• **Stated task**:
Copy out each line that mentions the word "勾股大数据".

• **Stored rows**:

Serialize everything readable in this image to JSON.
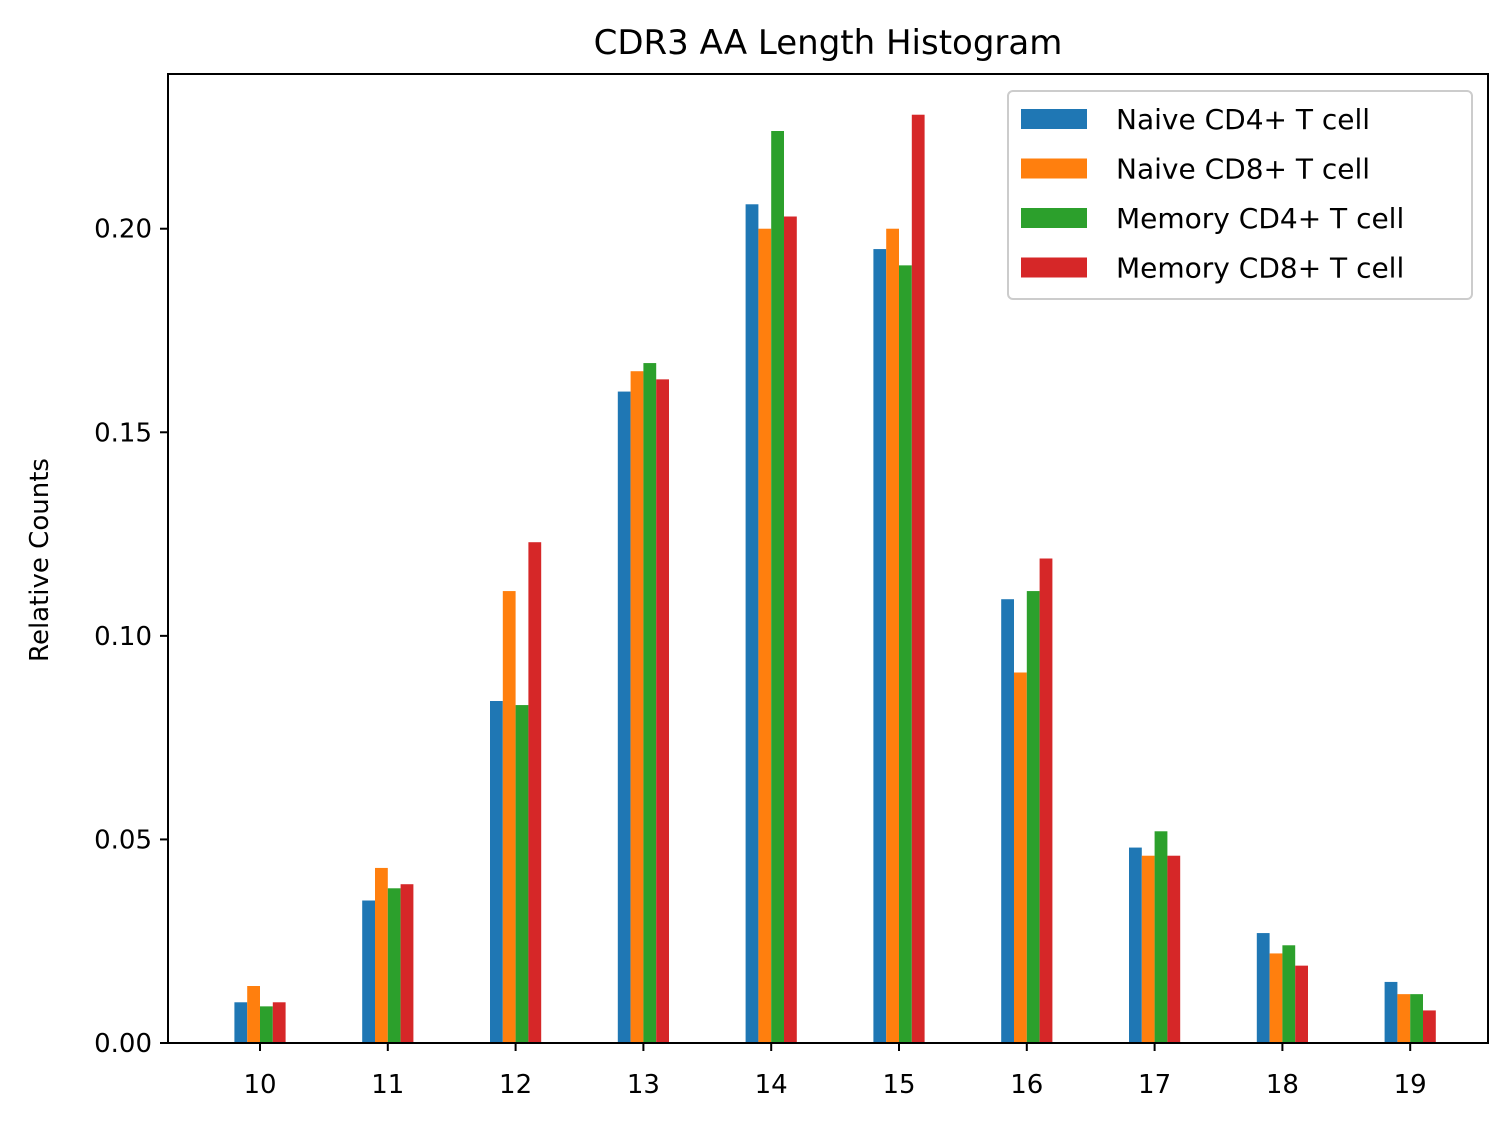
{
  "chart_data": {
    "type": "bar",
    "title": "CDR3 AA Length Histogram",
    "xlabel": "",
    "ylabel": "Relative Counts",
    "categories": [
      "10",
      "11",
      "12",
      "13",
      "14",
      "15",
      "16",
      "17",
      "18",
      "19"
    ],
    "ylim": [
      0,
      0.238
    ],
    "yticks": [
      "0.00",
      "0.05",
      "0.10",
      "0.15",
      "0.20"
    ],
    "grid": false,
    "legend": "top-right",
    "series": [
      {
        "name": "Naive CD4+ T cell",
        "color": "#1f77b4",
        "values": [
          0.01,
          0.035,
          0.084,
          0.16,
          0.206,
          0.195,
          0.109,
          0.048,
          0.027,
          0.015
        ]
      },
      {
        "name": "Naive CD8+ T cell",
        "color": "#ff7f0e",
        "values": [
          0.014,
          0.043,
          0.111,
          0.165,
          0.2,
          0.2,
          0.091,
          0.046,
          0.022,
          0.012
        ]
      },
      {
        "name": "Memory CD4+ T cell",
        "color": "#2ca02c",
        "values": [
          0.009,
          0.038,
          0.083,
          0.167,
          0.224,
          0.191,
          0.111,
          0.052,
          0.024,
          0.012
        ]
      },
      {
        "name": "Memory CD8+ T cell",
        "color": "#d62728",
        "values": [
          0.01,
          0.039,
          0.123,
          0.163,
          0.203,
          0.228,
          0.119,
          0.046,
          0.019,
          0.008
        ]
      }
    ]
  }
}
---
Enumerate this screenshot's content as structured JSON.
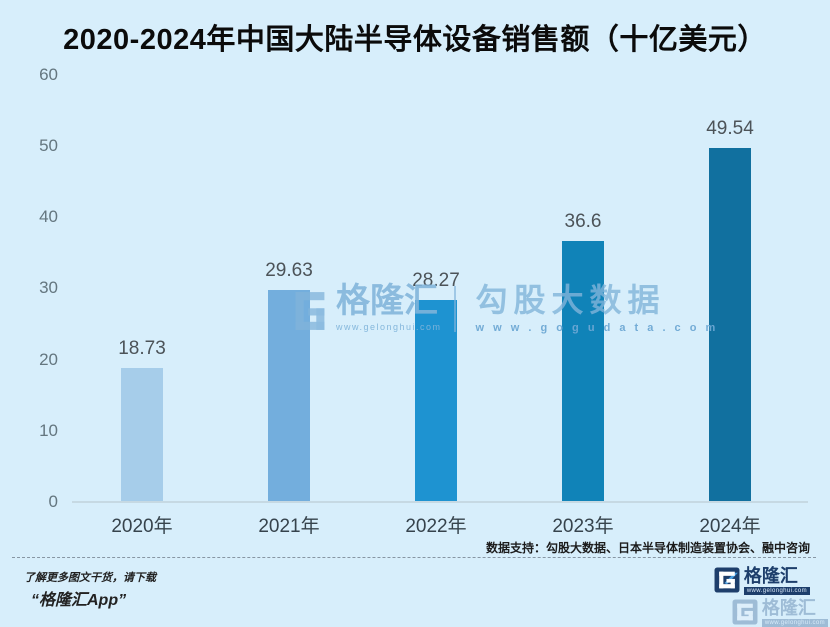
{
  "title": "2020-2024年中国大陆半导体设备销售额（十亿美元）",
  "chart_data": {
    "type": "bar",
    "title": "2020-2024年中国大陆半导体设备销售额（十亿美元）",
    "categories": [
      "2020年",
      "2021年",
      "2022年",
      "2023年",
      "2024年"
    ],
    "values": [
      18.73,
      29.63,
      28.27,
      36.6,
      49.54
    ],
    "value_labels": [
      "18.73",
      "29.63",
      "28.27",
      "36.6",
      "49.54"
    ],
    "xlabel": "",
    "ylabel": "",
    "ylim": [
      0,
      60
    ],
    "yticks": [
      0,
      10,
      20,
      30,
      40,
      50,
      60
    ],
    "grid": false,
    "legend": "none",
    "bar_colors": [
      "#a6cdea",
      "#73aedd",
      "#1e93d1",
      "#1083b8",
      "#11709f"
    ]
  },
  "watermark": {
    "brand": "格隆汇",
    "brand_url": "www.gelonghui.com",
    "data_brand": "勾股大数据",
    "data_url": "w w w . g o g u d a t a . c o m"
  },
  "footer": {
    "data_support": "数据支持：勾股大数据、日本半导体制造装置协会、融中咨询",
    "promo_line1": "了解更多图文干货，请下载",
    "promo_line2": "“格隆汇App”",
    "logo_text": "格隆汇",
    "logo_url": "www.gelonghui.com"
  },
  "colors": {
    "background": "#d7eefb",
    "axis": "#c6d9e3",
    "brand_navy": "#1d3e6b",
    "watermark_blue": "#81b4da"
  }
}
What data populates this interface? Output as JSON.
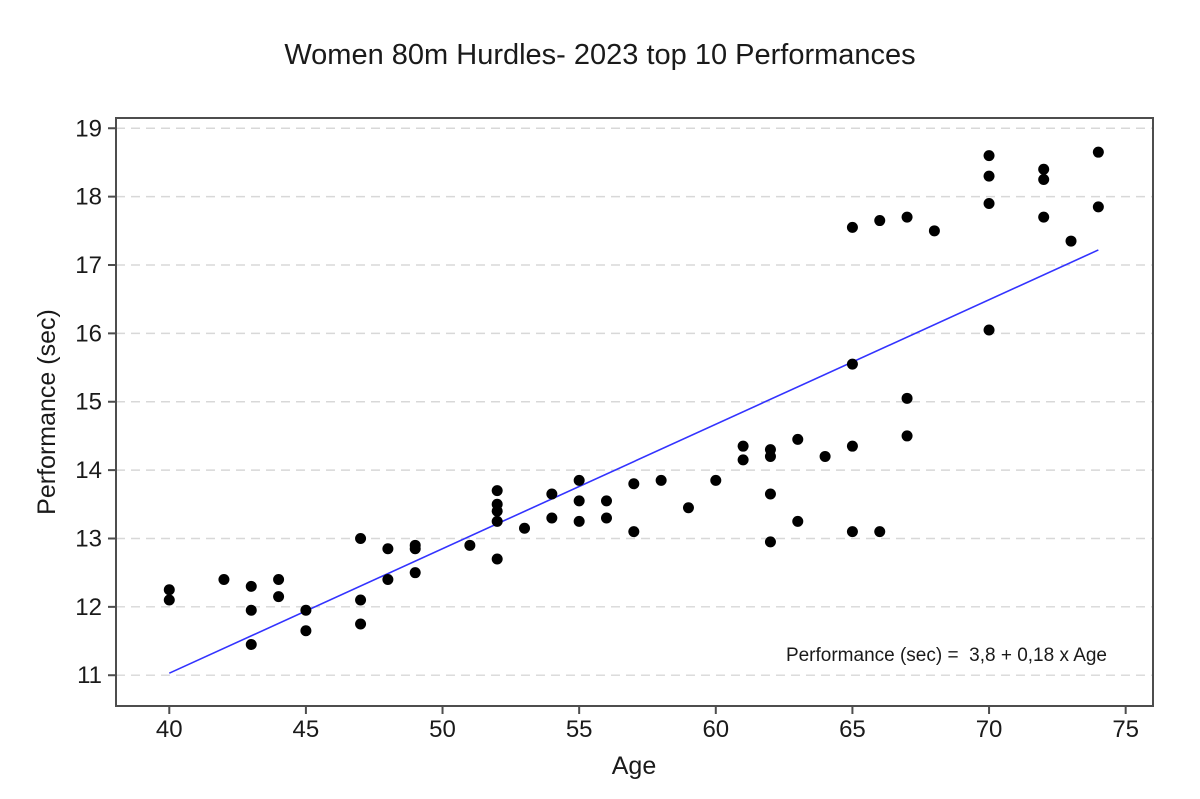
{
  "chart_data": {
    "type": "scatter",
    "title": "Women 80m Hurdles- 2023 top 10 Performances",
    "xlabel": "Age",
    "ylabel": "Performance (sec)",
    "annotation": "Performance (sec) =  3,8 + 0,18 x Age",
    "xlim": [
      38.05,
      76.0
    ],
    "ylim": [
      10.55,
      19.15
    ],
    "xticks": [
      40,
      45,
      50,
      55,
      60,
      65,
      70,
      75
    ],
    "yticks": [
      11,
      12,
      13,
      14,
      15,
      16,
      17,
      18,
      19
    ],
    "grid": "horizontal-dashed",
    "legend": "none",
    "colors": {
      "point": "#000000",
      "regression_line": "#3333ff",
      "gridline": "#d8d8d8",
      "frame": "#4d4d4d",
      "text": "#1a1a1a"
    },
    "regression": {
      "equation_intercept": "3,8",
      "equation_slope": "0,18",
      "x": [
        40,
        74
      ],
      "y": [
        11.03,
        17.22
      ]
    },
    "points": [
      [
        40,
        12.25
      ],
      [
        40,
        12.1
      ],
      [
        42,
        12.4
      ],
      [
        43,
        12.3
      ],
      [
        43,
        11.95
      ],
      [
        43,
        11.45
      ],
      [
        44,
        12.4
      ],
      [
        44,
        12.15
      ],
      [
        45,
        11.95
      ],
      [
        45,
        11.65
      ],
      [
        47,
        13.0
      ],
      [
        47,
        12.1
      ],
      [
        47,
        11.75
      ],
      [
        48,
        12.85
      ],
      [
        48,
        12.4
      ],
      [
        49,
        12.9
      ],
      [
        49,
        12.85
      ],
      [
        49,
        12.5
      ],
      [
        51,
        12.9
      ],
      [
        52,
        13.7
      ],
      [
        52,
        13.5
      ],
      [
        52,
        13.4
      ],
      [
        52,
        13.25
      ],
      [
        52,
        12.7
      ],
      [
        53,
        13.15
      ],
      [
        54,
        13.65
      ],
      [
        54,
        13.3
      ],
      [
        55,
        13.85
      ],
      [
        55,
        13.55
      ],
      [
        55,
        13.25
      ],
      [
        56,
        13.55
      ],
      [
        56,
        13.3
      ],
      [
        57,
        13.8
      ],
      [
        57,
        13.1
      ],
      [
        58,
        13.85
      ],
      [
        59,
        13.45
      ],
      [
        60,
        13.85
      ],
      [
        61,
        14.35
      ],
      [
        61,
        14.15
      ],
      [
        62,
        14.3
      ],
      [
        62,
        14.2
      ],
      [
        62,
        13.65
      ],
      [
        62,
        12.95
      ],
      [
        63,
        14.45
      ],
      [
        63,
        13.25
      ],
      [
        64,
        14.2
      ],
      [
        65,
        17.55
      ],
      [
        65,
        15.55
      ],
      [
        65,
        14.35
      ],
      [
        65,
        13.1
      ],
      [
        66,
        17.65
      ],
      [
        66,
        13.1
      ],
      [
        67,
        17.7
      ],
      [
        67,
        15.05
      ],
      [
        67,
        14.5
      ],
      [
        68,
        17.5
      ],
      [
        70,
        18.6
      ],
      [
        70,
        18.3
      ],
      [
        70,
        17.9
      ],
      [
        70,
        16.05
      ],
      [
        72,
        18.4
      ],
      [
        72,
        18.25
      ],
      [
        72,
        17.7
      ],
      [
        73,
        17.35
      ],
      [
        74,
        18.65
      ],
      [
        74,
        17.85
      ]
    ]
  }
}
---
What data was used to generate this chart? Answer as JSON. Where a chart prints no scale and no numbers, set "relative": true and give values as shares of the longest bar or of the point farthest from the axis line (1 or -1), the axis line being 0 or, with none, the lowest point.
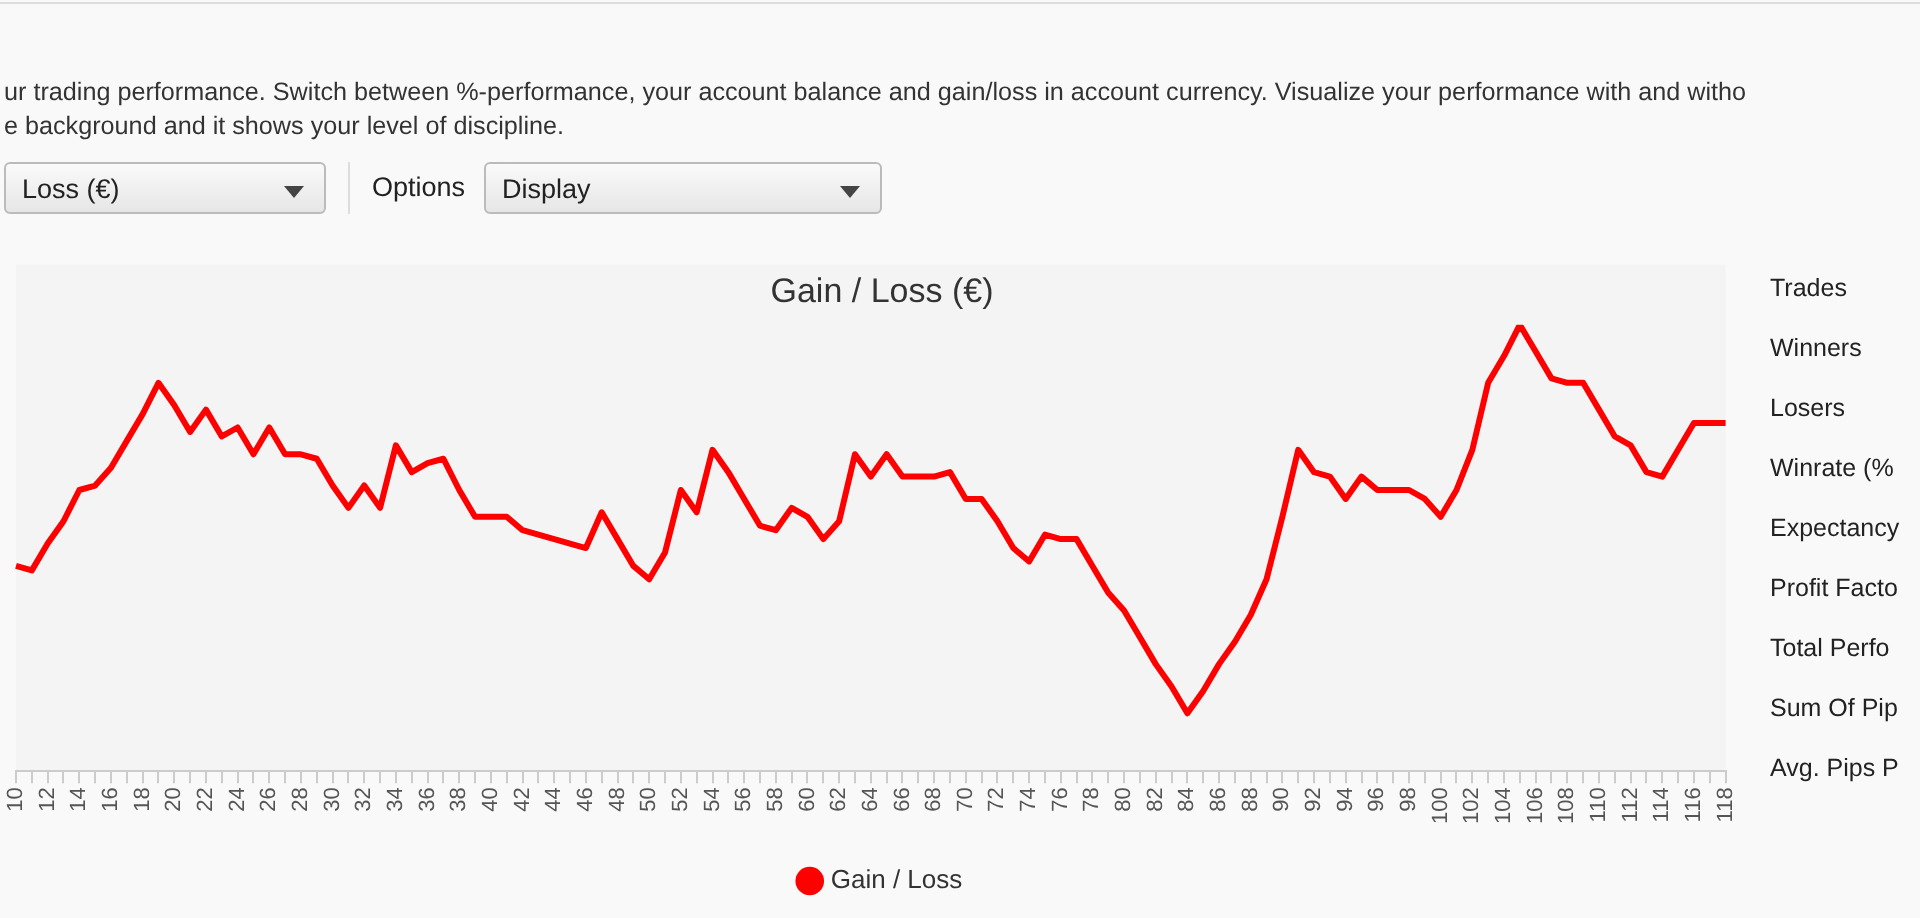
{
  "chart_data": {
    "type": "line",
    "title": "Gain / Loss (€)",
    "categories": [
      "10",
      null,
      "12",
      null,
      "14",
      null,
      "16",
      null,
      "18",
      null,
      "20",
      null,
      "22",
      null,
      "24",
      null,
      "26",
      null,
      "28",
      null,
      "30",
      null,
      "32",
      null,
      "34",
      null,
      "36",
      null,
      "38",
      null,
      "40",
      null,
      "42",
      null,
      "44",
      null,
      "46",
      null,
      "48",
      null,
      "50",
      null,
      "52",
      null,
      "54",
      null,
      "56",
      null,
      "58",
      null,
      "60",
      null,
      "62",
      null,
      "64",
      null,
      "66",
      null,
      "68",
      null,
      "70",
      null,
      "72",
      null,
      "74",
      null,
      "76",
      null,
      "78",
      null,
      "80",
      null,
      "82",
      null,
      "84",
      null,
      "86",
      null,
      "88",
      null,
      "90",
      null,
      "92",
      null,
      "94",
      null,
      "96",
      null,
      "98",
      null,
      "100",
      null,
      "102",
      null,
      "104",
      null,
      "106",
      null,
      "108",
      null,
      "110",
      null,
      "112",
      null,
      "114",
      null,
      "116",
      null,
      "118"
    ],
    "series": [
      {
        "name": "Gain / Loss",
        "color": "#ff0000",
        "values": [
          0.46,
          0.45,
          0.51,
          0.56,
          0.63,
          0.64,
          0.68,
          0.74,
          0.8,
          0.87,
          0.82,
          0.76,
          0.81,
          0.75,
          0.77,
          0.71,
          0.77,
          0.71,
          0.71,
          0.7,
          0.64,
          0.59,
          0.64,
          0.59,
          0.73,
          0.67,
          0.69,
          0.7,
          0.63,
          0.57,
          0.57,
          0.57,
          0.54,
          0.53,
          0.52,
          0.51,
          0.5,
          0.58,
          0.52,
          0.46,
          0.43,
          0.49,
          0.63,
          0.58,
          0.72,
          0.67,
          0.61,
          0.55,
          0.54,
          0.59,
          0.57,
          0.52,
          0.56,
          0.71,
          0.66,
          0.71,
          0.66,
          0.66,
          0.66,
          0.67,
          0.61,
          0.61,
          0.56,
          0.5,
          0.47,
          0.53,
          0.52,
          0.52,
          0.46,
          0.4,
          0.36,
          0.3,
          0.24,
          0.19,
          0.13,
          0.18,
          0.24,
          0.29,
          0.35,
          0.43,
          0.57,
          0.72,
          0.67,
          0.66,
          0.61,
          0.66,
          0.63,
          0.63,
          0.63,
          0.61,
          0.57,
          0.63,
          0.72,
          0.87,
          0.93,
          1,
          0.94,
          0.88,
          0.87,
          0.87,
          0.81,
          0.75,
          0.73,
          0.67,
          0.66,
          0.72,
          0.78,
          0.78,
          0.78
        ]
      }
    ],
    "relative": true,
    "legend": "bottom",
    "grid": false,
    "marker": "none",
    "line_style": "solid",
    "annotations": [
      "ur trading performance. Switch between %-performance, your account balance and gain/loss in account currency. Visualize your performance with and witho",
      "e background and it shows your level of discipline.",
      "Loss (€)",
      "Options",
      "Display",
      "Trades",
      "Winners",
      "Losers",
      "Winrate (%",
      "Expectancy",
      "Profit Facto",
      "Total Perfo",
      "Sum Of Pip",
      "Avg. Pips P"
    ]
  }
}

• **Output**:
    "data_brand": "勾股大数据",
    "data_support": "数据支持：勾股大数据、日本半导体制造装置协会、融中咨询",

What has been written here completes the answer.